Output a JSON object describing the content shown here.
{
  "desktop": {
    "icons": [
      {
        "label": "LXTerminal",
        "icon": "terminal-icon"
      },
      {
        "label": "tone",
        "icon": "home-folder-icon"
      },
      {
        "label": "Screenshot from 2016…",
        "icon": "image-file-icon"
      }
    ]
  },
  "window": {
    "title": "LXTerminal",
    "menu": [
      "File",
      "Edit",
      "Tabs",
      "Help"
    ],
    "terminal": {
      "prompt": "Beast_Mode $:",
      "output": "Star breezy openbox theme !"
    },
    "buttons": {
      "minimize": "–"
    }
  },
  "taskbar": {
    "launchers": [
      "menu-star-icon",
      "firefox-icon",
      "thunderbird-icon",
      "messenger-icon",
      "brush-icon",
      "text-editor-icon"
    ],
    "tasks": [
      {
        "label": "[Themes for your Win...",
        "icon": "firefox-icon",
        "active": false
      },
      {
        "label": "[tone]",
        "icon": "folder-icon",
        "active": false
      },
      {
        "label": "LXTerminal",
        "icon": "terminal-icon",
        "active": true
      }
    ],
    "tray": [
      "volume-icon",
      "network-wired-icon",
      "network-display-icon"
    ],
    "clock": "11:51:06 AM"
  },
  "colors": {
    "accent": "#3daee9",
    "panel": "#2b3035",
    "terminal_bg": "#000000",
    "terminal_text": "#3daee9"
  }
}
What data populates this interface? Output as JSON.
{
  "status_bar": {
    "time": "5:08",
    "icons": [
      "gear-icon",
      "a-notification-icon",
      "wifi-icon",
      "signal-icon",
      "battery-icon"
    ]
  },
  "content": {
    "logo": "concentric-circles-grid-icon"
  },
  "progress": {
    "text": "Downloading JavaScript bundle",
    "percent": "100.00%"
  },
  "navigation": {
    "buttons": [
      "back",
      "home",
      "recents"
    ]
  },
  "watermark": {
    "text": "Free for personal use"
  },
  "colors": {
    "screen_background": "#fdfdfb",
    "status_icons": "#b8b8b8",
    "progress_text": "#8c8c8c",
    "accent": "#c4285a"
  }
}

To be done :: Every line of the data above should be copied exactly.

Expected answer ::
Output a JSON object describing the content shown here.
{
  "desktop": {
    "icons": [
      {
        "label": "LXTerminal",
        "icon": "terminal-icon"
      },
      {
        "label": "tone",
        "icon": "home-folder-icon"
      },
      {
        "label": "Screenshot from 2016…",
        "icon": "image-file-icon"
      }
    ]
  },
  "window": {
    "title": "LXTerminal",
    "menu": [
      "File",
      "Edit",
      "Tabs",
      "Help"
    ],
    "terminal": {
      "prompt": "Beast_Mode $:",
      "output": "Star breezy openbox theme !"
    },
    "buttons": {
      "minimize": "–"
    }
  },
  "taskbar": {
    "launchers": [
      "menu-star-icon",
      "firefox-icon",
      "thunderbird-icon",
      "messenger-icon",
      "brush-icon",
      "text-editor-icon"
    ],
    "tasks": [
      {
        "label": "[Themes for your Win...",
        "icon": "firefox-icon",
        "active": false
      },
      {
        "label": "[tone]",
        "icon": "folder-icon",
        "active": false
      },
      {
        "label": "LXTerminal",
        "icon": "terminal-icon",
        "active": true
      }
    ],
    "tray": [
      "volume-icon",
      "network-wired-icon",
      "network-display-icon"
    ],
    "clock": "11:51:06 AM"
  },
  "colors": {
    "accent": "#3daee9",
    "panel": "#2b3035",
    "terminal_bg": "#000000",
    "terminal_text": "#3daee9"
  }
}
What data populates this interface? Output as JSON.
{
  "status_bar": {
    "time": "5:08",
    "icons": [
      "gear-icon",
      "a-notification-icon",
      "wifi-icon",
      "signal-icon",
      "battery-icon"
    ]
  },
  "content": {
    "logo": "concentric-circles-grid-icon"
  },
  "progress": {
    "text": "Downloading JavaScript bundle",
    "percent": "100.00%"
  },
  "navigation": {
    "buttons": [
      "back",
      "home",
      "recents"
    ]
  },
  "watermark": {
    "text": "Free for personal use"
  },
  "colors": {
    "screen_background": "#fdfdfb",
    "status_icons": "#b8b8b8",
    "progress_text": "#8c8c8c",
    "accent": "#c4285a"
  }
}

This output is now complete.